Records contained in a dataset:
-*-*-
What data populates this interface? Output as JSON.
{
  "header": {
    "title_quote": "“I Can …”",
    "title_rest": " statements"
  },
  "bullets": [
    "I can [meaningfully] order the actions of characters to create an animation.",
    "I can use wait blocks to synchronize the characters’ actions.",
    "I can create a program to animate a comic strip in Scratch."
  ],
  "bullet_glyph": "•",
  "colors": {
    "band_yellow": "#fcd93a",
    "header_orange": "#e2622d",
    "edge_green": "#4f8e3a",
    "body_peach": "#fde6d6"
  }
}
-*-*-
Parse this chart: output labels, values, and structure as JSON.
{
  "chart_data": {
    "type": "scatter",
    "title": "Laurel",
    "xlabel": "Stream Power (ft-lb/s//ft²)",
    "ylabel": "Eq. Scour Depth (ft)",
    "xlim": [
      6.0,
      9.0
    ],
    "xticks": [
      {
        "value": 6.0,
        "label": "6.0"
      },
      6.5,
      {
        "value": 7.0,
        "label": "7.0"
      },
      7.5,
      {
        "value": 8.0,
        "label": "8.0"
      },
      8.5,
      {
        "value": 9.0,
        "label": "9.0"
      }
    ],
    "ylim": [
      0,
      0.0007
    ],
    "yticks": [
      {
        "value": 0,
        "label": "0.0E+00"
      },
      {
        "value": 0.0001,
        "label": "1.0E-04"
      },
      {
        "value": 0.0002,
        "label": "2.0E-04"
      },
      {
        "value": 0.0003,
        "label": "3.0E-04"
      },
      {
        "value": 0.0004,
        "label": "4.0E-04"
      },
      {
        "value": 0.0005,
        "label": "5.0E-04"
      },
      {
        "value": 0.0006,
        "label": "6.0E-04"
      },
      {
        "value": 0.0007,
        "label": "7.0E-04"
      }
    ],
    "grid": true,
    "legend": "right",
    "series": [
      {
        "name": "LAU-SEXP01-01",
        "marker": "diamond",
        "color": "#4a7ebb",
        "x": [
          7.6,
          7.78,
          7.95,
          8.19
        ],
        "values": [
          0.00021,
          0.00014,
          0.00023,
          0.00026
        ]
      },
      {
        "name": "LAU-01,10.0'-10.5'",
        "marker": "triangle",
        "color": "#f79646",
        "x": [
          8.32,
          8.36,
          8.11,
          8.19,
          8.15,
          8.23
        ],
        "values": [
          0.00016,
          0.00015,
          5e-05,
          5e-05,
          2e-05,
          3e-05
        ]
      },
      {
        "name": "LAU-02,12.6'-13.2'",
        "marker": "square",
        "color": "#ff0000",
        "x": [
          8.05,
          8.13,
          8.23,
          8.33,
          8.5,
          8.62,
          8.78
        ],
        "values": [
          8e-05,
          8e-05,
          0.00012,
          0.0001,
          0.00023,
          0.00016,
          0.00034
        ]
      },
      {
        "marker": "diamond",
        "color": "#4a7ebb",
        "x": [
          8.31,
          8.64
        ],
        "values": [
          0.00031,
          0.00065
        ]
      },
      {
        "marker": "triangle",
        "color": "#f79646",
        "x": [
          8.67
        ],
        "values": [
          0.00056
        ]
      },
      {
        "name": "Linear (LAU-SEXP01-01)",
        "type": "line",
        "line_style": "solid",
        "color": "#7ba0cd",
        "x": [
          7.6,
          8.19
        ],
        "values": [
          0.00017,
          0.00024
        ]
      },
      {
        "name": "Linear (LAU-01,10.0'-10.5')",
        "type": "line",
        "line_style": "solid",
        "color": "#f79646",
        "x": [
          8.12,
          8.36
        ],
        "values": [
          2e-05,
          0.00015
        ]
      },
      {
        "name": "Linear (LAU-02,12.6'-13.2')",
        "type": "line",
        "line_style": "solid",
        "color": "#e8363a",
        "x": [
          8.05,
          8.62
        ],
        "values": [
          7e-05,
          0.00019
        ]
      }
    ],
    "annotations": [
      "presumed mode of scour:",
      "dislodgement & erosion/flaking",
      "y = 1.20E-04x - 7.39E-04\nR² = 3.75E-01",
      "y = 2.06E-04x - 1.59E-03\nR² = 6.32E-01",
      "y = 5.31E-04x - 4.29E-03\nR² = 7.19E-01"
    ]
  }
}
-*-*-
▶ YOUR OBJECTIVE: Of the lines in the listing above, how many hold the string "actions"? Reply with the number only.

▶ THE RESPONSE: 2